(Challenge): Exactly repeat the material, dropping only the pictures.

(Data listing):
┌────────
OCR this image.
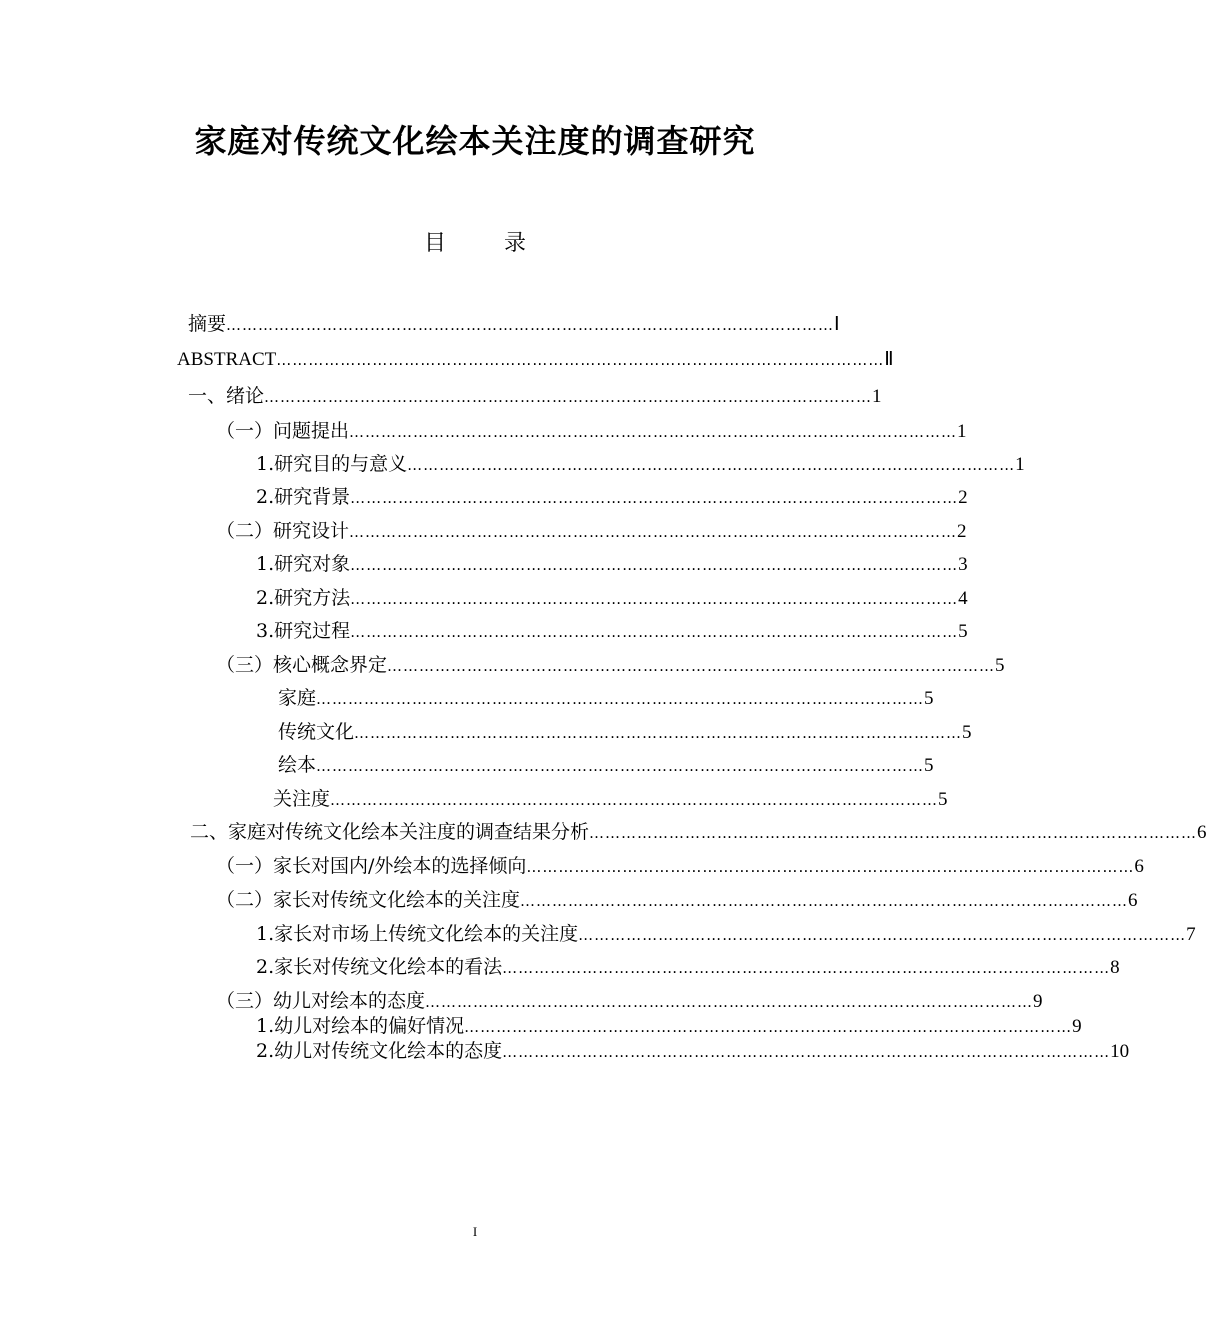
家庭对传统文化绘本关注度的调查研究
目	录
摘要 …………………………………………………………………………………………………… Ⅰ
ABSTRACT …………………………………………………………………………………………………… Ⅱ
一、绪论 …………………………………………………………………………………………………… 1
（一）问题提出 …………………………………………………………………………………………………… 1
1.研究目的与意义 …………………………………………………………………………………………………… 1
2.研究背景 …………………………………………………………………………………………………… 2
（二）研究设计 …………………………………………………………………………………………………… 2
1.研究对象 …………………………………………………………………………………………………… 3
2.研究方法 …………………………………………………………………………………………………… 4
3.研究过程 …………………………………………………………………………………………………… 5
（三）核心概念界定 …………………………………………………………………………………………………… 5
家庭 …………………………………………………………………………………………………… 5
传统文化 …………………………………………………………………………………………………… 5
绘本 …………………………………………………………………………………………………… 5
关注度 …………………………………………………………………………………………………… 5
二、家庭对传统文化绘本关注度的调查结果分析 …………………………………………………………………………………………………… 6
（一）家长对国内/外绘本的选择倾向 …………………………………………………………………………………………………… 6
（二）家长对传统文化绘本的关注度 …………………………………………………………………………………………………… 6
1.家长对市场上传统文化绘本的关注度 …………………………………………………………………………………………………… 7
2.家长对传统文化绘本的看法 …………………………………………………………………………………………………… 8
（三）幼儿对绘本的态度 …………………………………………………………………………………………………… 9
1.幼儿对绘本的偏好情况 …………………………………………………………………………………………………… 9
2.幼儿对传统文化绘本的态度 …………………………………………………………………………………………………… 10
I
└────────
(Finished answer):
OCR this image.
家庭对传统文化绘本关注度的调查研究
目	录
摘要 …………………………………………………………………………………………………… Ⅰ
ABSTRACT …………………………………………………………………………………………………… Ⅱ
一、绪论 …………………………………………………………………………………………………… 1
（一）问题提出 …………………………………………………………………………………………………… 1
1.研究目的与意义 …………………………………………………………………………………………………… 1
2.研究背景 …………………………………………………………………………………………………… 2
（二）研究设计 …………………………………………………………………………………………………… 2
1.研究对象 …………………………………………………………………………………………………… 3
2.研究方法 …………………………………………………………………………………………………… 4
3.研究过程 …………………………………………………………………………………………………… 5
（三）核心概念界定 …………………………………………………………………………………………………… 5
家庭 …………………………………………………………………………………………………… 5
传统文化 …………………………………………………………………………………………………… 5
绘本 …………………………………………………………………………………………………… 5
关注度 …………………………………………………………………………………………………… 5
二、家庭对传统文化绘本关注度的调查结果分析 …………………………………………………………………………………………………… 6
（一）家长对国内/外绘本的选择倾向 …………………………………………………………………………………………………… 6
（二）家长对传统文化绘本的关注度 …………………………………………………………………………………………………… 6
1.家长对市场上传统文化绘本的关注度 …………………………………………………………………………………………………… 7
2.家长对传统文化绘本的看法 …………………………………………………………………………………………………… 8
（三）幼儿对绘本的态度 …………………………………………………………………………………………………… 9
1.幼儿对绘本的偏好情况 …………………………………………………………………………………………………… 9
2.幼儿对传统文化绘本的态度 …………………………………………………………………………………………………… 10
I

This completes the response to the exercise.